_Tarefa a realizar:_ Retome a escrita do texto sobre religião e midiatização logo depois da última frase apresentada.
── Trecho da página
Geovanne Flores (*) | 03/07/2022 13:30

Em sua obra “Cultura Religiosa: as religiões no mundo”, Irineu Wilges afirma que as religiões surgem não apenas como um conjunto de valores, crenças, leis e ritos que regem a adoração do homem ao ser supremo, mas também incluem o reconhecimento de sua dependência para com este ser. Como essa religiosidade e suas relações de trocas comunicacionais entre os fiéis e as instituições se perpetuam, contudo, em uma sociedade rodeada por processos de expansão de dispositivos midiáticos?

Para Pedro Gilberto Gomes, a midiatização é um conceito essencial que busca compreender a história dos meios e como eles geram mudanças comunicativas na construção da cultura, da sociedade e de práticas sociais. Um exemplo do fenômeno de midiatização é destacado pela autora Viviane Borelli, que visualiza as instituições religiosas sendo afetadas pela mídia, cujas lógicas e processos acabam por modificar os modos pelos quais o campo religioso se estrutura para atingir seus públicos.
────
── Dados fornecidos
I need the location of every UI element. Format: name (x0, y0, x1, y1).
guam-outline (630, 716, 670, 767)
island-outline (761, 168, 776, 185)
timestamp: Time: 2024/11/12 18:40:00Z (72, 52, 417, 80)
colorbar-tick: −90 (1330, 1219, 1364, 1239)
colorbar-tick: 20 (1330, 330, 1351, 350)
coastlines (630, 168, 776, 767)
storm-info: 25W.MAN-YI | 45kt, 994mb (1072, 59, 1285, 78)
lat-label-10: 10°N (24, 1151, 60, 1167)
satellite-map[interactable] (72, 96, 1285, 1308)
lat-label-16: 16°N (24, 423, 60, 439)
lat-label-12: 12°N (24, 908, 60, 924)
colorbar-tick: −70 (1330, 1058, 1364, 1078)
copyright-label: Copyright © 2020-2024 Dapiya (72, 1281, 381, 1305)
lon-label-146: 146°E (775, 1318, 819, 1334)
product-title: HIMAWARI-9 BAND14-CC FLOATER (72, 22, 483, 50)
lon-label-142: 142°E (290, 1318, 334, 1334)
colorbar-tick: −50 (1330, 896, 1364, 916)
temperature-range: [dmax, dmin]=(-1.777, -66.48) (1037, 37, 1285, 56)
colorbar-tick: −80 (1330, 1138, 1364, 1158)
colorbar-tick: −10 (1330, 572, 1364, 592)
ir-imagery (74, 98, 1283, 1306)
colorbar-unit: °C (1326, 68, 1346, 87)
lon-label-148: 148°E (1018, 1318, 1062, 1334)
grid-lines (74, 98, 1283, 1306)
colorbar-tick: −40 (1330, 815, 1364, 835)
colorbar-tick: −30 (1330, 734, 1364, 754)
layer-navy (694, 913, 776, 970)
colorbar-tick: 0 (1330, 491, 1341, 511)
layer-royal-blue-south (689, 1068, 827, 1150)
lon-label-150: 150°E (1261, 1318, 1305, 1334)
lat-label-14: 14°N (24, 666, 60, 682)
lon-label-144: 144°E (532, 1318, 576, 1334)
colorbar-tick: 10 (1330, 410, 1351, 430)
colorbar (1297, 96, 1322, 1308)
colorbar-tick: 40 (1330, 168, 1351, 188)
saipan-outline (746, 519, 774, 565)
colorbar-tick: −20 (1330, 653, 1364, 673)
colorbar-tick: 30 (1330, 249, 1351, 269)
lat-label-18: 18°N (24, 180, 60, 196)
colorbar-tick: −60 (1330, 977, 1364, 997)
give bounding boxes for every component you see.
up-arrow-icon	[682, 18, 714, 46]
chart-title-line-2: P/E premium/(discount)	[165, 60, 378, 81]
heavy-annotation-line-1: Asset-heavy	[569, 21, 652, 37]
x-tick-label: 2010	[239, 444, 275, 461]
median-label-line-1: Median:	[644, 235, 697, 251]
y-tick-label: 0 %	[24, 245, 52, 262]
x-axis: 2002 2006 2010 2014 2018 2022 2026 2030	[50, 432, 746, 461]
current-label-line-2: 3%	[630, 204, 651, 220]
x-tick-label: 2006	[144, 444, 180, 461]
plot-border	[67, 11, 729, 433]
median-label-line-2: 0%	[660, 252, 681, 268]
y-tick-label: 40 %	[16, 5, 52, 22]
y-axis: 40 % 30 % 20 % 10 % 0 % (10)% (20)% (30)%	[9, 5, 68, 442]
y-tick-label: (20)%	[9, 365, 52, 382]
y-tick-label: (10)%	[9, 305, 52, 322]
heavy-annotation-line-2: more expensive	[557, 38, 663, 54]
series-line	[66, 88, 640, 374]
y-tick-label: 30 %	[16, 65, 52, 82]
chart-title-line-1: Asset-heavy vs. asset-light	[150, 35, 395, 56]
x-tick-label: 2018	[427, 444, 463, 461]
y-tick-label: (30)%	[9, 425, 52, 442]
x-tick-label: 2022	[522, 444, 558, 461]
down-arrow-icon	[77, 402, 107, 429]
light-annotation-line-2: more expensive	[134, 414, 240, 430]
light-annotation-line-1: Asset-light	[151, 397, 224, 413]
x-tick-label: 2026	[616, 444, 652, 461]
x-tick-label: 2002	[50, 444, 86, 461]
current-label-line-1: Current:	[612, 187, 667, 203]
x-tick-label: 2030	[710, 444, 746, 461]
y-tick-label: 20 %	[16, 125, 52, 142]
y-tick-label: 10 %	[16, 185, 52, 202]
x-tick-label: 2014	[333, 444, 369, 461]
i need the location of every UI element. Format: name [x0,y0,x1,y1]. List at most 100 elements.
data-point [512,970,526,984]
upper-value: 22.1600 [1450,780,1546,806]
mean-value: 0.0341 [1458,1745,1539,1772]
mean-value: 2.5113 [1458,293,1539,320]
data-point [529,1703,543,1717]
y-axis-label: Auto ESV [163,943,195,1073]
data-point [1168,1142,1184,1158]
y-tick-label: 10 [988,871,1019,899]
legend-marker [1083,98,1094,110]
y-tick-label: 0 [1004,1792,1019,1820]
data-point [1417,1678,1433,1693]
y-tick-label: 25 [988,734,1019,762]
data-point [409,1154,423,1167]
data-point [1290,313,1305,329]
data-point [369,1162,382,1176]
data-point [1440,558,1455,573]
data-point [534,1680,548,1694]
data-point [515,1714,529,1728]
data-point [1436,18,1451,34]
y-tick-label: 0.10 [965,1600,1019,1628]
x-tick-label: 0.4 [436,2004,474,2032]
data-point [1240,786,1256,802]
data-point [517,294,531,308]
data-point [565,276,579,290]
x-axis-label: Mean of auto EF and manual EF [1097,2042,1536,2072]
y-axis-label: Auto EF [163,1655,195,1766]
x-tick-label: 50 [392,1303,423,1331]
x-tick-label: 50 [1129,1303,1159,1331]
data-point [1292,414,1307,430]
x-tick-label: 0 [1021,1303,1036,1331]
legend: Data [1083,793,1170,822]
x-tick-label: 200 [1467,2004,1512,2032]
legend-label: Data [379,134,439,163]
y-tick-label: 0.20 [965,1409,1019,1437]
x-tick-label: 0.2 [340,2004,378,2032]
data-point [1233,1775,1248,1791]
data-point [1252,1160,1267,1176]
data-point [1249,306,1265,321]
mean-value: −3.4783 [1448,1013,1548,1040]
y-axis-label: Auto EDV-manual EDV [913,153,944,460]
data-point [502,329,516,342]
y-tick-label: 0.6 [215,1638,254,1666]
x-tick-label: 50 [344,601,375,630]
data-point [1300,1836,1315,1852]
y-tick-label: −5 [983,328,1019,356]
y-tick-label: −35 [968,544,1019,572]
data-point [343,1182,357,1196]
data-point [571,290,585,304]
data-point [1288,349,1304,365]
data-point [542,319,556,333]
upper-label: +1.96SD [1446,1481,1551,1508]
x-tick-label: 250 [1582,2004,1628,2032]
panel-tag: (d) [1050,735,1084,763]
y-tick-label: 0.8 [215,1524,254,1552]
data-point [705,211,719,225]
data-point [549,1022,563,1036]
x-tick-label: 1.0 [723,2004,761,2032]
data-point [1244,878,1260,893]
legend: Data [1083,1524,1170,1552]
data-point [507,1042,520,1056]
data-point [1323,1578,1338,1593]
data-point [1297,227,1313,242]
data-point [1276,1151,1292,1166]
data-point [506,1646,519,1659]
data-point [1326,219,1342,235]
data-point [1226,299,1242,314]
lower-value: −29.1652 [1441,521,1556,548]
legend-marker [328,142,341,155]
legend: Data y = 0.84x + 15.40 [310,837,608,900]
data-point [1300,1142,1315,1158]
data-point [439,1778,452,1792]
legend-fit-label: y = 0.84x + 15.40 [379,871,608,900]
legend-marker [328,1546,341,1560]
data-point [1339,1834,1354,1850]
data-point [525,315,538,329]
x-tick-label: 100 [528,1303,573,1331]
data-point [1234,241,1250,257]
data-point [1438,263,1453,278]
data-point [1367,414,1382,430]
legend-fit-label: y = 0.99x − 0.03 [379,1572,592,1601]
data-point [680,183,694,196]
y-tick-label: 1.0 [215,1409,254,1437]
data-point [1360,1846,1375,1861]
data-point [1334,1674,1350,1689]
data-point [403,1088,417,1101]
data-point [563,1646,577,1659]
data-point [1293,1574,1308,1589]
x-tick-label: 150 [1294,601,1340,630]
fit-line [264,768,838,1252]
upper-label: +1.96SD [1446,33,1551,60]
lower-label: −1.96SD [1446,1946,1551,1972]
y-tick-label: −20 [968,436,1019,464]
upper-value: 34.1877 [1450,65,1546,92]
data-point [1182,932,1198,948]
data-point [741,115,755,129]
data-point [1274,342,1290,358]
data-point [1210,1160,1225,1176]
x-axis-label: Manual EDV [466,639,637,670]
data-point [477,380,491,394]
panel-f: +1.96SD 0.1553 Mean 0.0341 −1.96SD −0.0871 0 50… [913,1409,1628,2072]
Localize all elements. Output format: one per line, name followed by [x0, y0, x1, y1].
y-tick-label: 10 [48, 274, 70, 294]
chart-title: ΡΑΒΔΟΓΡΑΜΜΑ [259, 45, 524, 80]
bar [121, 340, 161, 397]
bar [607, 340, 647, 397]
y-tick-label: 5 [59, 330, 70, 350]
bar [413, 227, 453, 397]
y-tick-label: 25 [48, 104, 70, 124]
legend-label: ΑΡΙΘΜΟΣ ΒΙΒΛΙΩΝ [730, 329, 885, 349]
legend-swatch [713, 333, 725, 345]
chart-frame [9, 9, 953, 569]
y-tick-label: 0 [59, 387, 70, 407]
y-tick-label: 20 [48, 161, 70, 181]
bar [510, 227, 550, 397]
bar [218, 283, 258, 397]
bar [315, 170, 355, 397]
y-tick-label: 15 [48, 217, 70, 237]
────
_Resultado:_
Esse movimento ilustra um processo comunicacional e midiático que reflete as transformações sociopolíticas vivenciadas pelo Brasil e o mundo. Nesse processo, o avanço tecnológico e o capitalismo globalizado acabam por gerar modificações nos sentidos, nas formas e nas ritualidades dessas instituições, como apontado por Magali Cunha. Essa mudança possibilita uma atuação do ente social (o fiel/o religioso) mais preponderante e independente frente às instituições, sem a necessidade de frequentar um ambiente sagrado (igrejas, templos e centros) para perpetuar sua religiosidade.

Na academia, denominamos esse fenômeno de midiatização da religião, que reflete a articulação complexa de sentidos, de formas, de ritualidades que reconfiguram o pensar e o fazer religião. Com os avanços tecnológicos, ocorre a possibilidade de novos ambientes de interação do religioso com determinada doutrina, modificando os processos comunicacionais das instituições religiosas.

Se com o uso dos veículos midiáticos tradicionais verificamos uma expansão da religiosidade, o avanço do acesso à internet amplificou ainda mais a autonomia dos fiéis em praticarem suas crenças e ritualidades de forma online e sem barreiras territoriais.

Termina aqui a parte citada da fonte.